# START OF RECORD LIST
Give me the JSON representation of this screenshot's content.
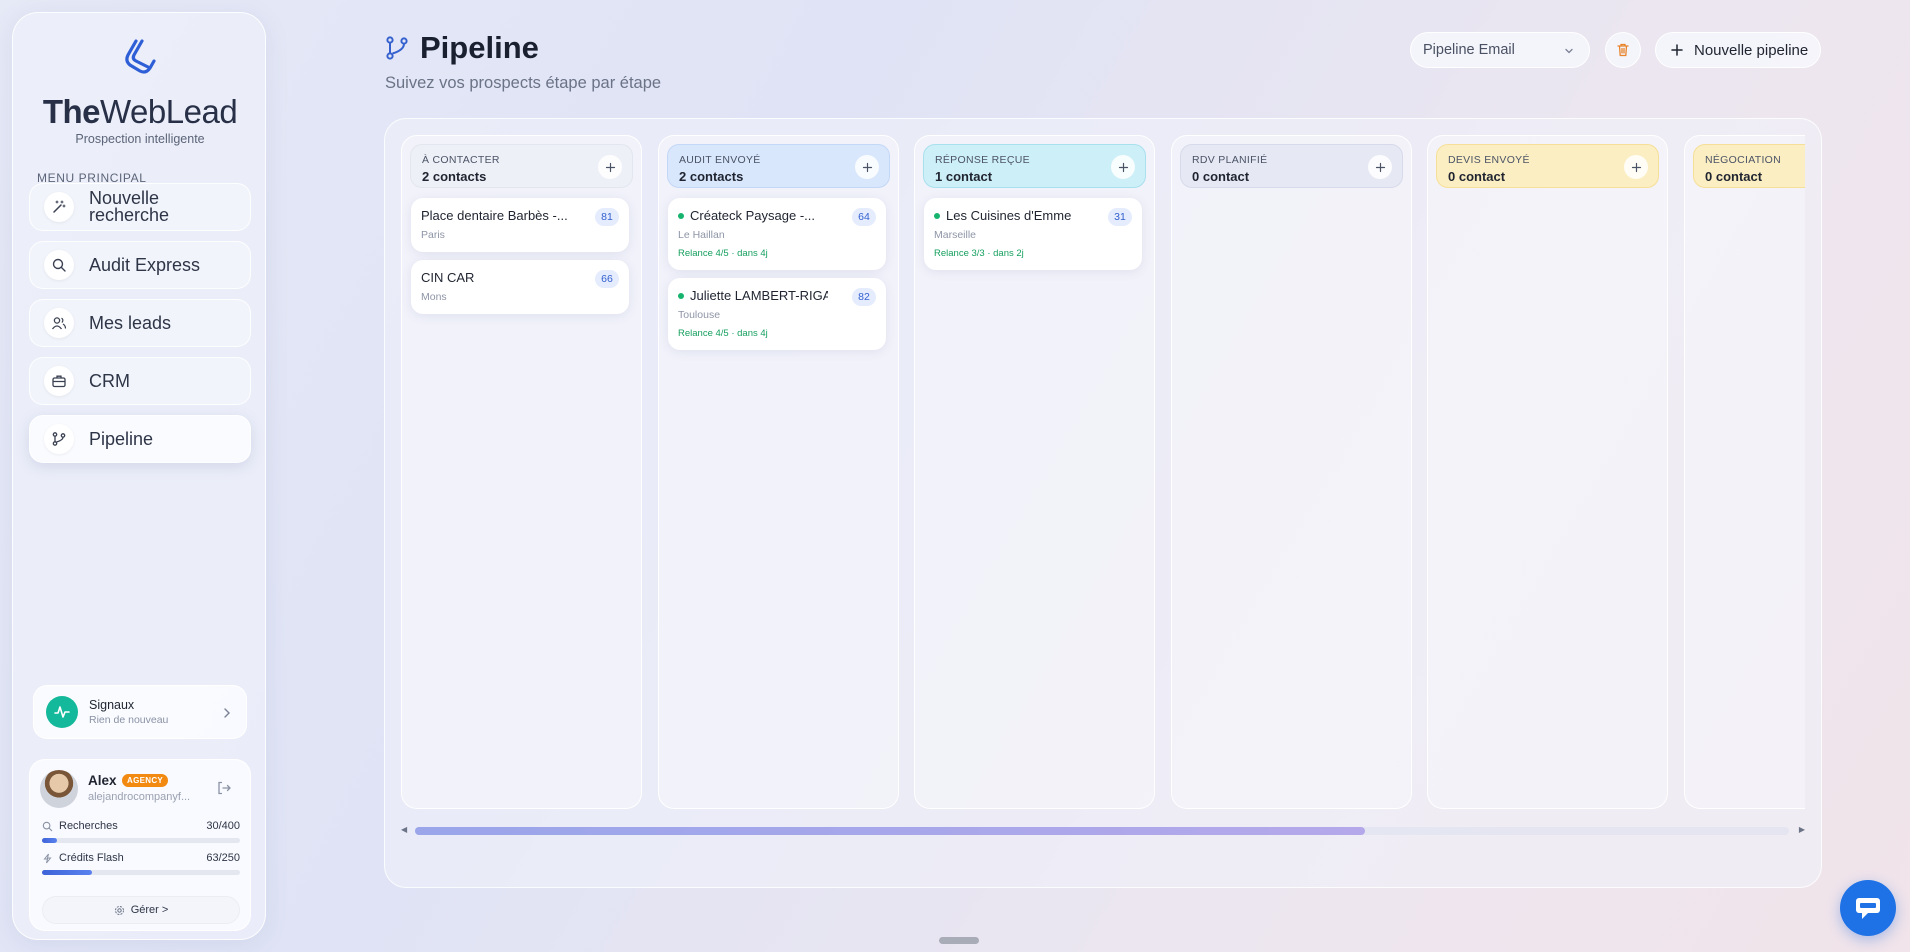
{
  "app": {
    "brand_the": "The",
    "brand_weblead": "WebLead",
    "tagline": "Prospection intelligente"
  },
  "sidebar": {
    "menu_title": "MENU PRINCIPAL",
    "items": [
      {
        "label": "Nouvelle recherche",
        "icon": "magic-wand-icon"
      },
      {
        "label": "Audit Express",
        "icon": "search-icon"
      },
      {
        "label": "Mes leads",
        "icon": "users-icon"
      },
      {
        "label": "CRM",
        "icon": "briefcase-icon"
      },
      {
        "label": "Pipeline",
        "icon": "git-branch-icon",
        "active": true
      }
    ],
    "signals": {
      "title": "Signaux",
      "subtitle": "Rien de nouveau"
    },
    "user": {
      "name": "Alex",
      "badge": "AGENCY",
      "email": "alejandrocompanyf...",
      "quotas": [
        {
          "label": "Recherches",
          "value": "30/400",
          "fraction": 0.075
        },
        {
          "label": "Crédits Flash",
          "value": "63/250",
          "fraction": 0.252
        }
      ],
      "manage_label": "Gérer >"
    }
  },
  "header": {
    "title": "Pipeline",
    "subtitle": "Suivez vos prospects étape par étape",
    "select_value": "Pipeline Email",
    "new_pipeline_label": "Nouvelle pipeline"
  },
  "colors": {
    "accent": "#3d63d8",
    "success": "#16a05f",
    "badge_orange": "#f28a12",
    "delete_orange": "#e8832a"
  },
  "columns": [
    {
      "title": "À CONTACTER",
      "count": "2 contacts",
      "bg": "#eef0f7",
      "border": "#e3e6ef",
      "cards": [
        {
          "name": "Place dentaire Barbès -...",
          "score": "81",
          "city": "Paris",
          "relance": "",
          "dot": false
        },
        {
          "name": "CIN CAR",
          "score": "66",
          "city": "Mons",
          "relance": "",
          "dot": false
        }
      ]
    },
    {
      "title": "AUDIT ENVOYÉ",
      "count": "2 contacts",
      "bg": "#d8e7fc",
      "border": "#c3d7f6",
      "cards": [
        {
          "name": "Créateck Paysage -...",
          "score": "64",
          "city": "Le Haillan",
          "relance": "Relance 4/5 · dans 4j",
          "dot": true
        },
        {
          "name": "Juliette LAMBERT-RIGA...",
          "score": "82",
          "city": "Toulouse",
          "relance": "Relance 4/5 · dans 4j",
          "dot": true
        }
      ]
    },
    {
      "title": "RÉPONSE REÇUE",
      "count": "1 contact",
      "bg": "#cdeff7",
      "border": "#a9e0ee",
      "cards": [
        {
          "name": "Les Cuisines d'Emme",
          "score": "31",
          "city": "Marseille",
          "relance": "Relance 3/3 · dans 2j",
          "dot": true
        }
      ]
    },
    {
      "title": "RDV PLANIFIÉ",
      "count": "0 contact",
      "bg": "#e6e8f4",
      "border": "#d7daea",
      "cards": []
    },
    {
      "title": "DEVIS ENVOYÉ",
      "count": "0 contact",
      "bg": "#fbeec2",
      "border": "#f6df98",
      "cards": []
    },
    {
      "title": "NÉGOCIATION",
      "count": "0 contact",
      "bg": "#fbeec2",
      "border": "#f6df98",
      "cards": []
    }
  ]
}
# END OF RECORD LIST
- **SHORT PROBLEM**
Return the material word for word. Pictures are not part of the copy.

- **CORRECT RESULT**
Give me the JSON representation of this screenshot's content.
{
  "app": {
    "brand_the": "The",
    "brand_weblead": "WebLead",
    "tagline": "Prospection intelligente"
  },
  "sidebar": {
    "menu_title": "MENU PRINCIPAL",
    "items": [
      {
        "label": "Nouvelle recherche",
        "icon": "magic-wand-icon"
      },
      {
        "label": "Audit Express",
        "icon": "search-icon"
      },
      {
        "label": "Mes leads",
        "icon": "users-icon"
      },
      {
        "label": "CRM",
        "icon": "briefcase-icon"
      },
      {
        "label": "Pipeline",
        "icon": "git-branch-icon",
        "active": true
      }
    ],
    "signals": {
      "title": "Signaux",
      "subtitle": "Rien de nouveau"
    },
    "user": {
      "name": "Alex",
      "badge": "AGENCY",
      "email": "alejandrocompanyf...",
      "quotas": [
        {
          "label": "Recherches",
          "value": "30/400",
          "fraction": 0.075
        },
        {
          "label": "Crédits Flash",
          "value": "63/250",
          "fraction": 0.252
        }
      ],
      "manage_label": "Gérer >"
    }
  },
  "header": {
    "title": "Pipeline",
    "subtitle": "Suivez vos prospects étape par étape",
    "select_value": "Pipeline Email",
    "new_pipeline_label": "Nouvelle pipeline"
  },
  "colors": {
    "accent": "#3d63d8",
    "success": "#16a05f",
    "badge_orange": "#f28a12",
    "delete_orange": "#e8832a"
  },
  "columns": [
    {
      "title": "À CONTACTER",
      "count": "2 contacts",
      "bg": "#eef0f7",
      "border": "#e3e6ef",
      "cards": [
        {
          "name": "Place dentaire Barbès -...",
          "score": "81",
          "city": "Paris",
          "relance": "",
          "dot": false
        },
        {
          "name": "CIN CAR",
          "score": "66",
          "city": "Mons",
          "relance": "",
          "dot": false
        }
      ]
    },
    {
      "title": "AUDIT ENVOYÉ",
      "count": "2 contacts",
      "bg": "#d8e7fc",
      "border": "#c3d7f6",
      "cards": [
        {
          "name": "Créateck Paysage -...",
          "score": "64",
          "city": "Le Haillan",
          "relance": "Relance 4/5 · dans 4j",
          "dot": true
        },
        {
          "name": "Juliette LAMBERT-RIGA...",
          "score": "82",
          "city": "Toulouse",
          "relance": "Relance 4/5 · dans 4j",
          "dot": true
        }
      ]
    },
    {
      "title": "RÉPONSE REÇUE",
      "count": "1 contact",
      "bg": "#cdeff7",
      "border": "#a9e0ee",
      "cards": [
        {
          "name": "Les Cuisines d'Emme",
          "score": "31",
          "city": "Marseille",
          "relance": "Relance 3/3 · dans 2j",
          "dot": true
        }
      ]
    },
    {
      "title": "RDV PLANIFIÉ",
      "count": "0 contact",
      "bg": "#e6e8f4",
      "border": "#d7daea",
      "cards": []
    },
    {
      "title": "DEVIS ENVOYÉ",
      "count": "0 contact",
      "bg": "#fbeec2",
      "border": "#f6df98",
      "cards": []
    },
    {
      "title": "NÉGOCIATION",
      "count": "0 contact",
      "bg": "#fbeec2",
      "border": "#f6df98",
      "cards": []
    }
  ]
}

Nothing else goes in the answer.